Instruction
Of all the lines in these entries, how many contain the string "true"? Give only that count.

Entries from a visual dataset
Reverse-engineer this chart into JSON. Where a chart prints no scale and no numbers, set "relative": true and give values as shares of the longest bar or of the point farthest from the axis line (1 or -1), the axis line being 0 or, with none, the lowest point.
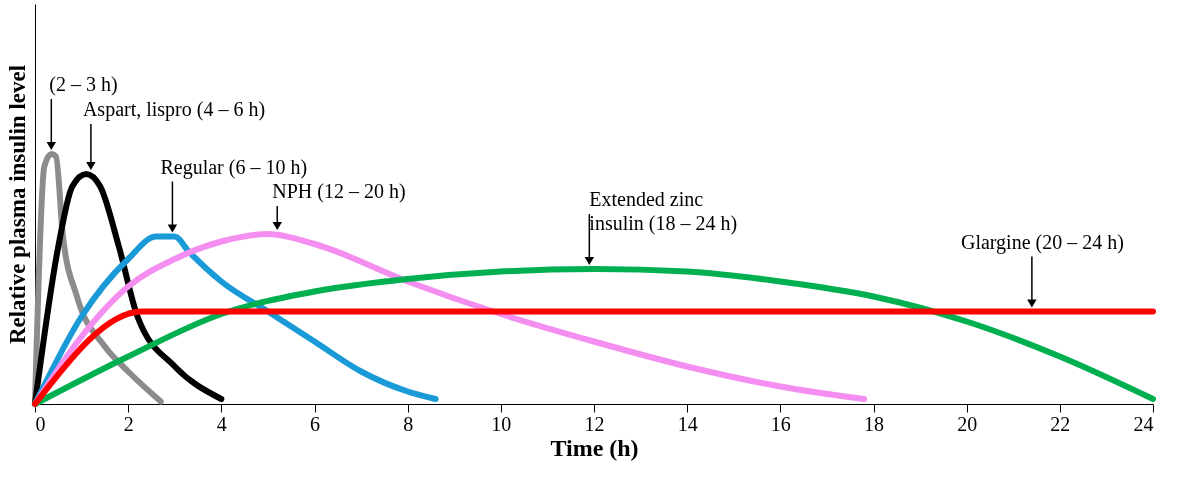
{
  "chart_data": {
    "type": "line",
    "relative": true,
    "xlabel": "Time (h)",
    "ylabel": "Relative plasma insulin level",
    "xlim": [
      0,
      24
    ],
    "xticks": [
      0,
      2,
      4,
      6,
      8,
      10,
      12,
      14,
      16,
      18,
      20,
      22,
      24
    ],
    "series": [
      {
        "color": "#8c8c8c",
        "x": [
          0,
          0.2,
          0.35,
          0.45,
          0.6,
          0.9,
          1.5,
          2,
          2.7
        ],
        "values": [
          0,
          0.95,
          1,
          0.99,
          0.67,
          0.43,
          0.23,
          0.13,
          0.01
        ]
      },
      {
        "color": "#000000",
        "x": [
          0,
          0.5,
          0.8,
          1.1,
          1.4,
          1.8,
          2.2,
          3,
          4
        ],
        "values": [
          0,
          0.63,
          0.87,
          0.92,
          0.87,
          0.63,
          0.35,
          0.15,
          0.02
        ]
      },
      {
        "color": "#1a9ad6",
        "x": [
          0,
          1,
          2,
          2.6,
          3,
          3.3,
          4,
          5,
          6,
          7,
          8,
          8.6
        ],
        "values": [
          0,
          0.35,
          0.58,
          0.67,
          0.67,
          0.61,
          0.49,
          0.37,
          0.25,
          0.13,
          0.05,
          0.02
        ]
      },
      {
        "color": "#f48ef0",
        "x": [
          0,
          1,
          2,
          3,
          4,
          5,
          6,
          8,
          10,
          12,
          14,
          16,
          17.8
        ],
        "values": [
          0,
          0.27,
          0.47,
          0.58,
          0.65,
          0.68,
          0.64,
          0.49,
          0.36,
          0.25,
          0.15,
          0.07,
          0.02
        ]
      },
      {
        "color": "#00b050",
        "x": [
          0,
          2,
          4,
          6,
          8,
          10,
          12,
          14,
          16,
          18,
          20,
          22,
          24
        ],
        "values": [
          0,
          0.19,
          0.36,
          0.45,
          0.5,
          0.53,
          0.54,
          0.53,
          0.49,
          0.43,
          0.33,
          0.19,
          0.02
        ]
      },
      {
        "color": "#ff0000",
        "x": [
          0,
          2.3,
          24
        ],
        "values": [
          0,
          0.37,
          0.37
        ]
      }
    ],
    "annotations": [
      {
        "text": "(2 – 3 h)",
        "x": 0.35,
        "y": 1
      },
      {
        "text": "Aspart, lispro (4 – 6 h)",
        "x": 1.2,
        "y": 0.92
      },
      {
        "text": "Regular (6 – 10 h)",
        "x": 2.95,
        "y": 0.67
      },
      {
        "text": "NPH (12 – 20 h)",
        "x": 5.2,
        "y": 0.68
      },
      {
        "text": "Extended zinc\ninsulin (18 – 24 h)",
        "x": 11.9,
        "y": 0.54
      },
      {
        "text": "Glargine (20 – 24 h)",
        "x": 21.4,
        "y": 0.37
      }
    ]
  }
}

Expected answer
2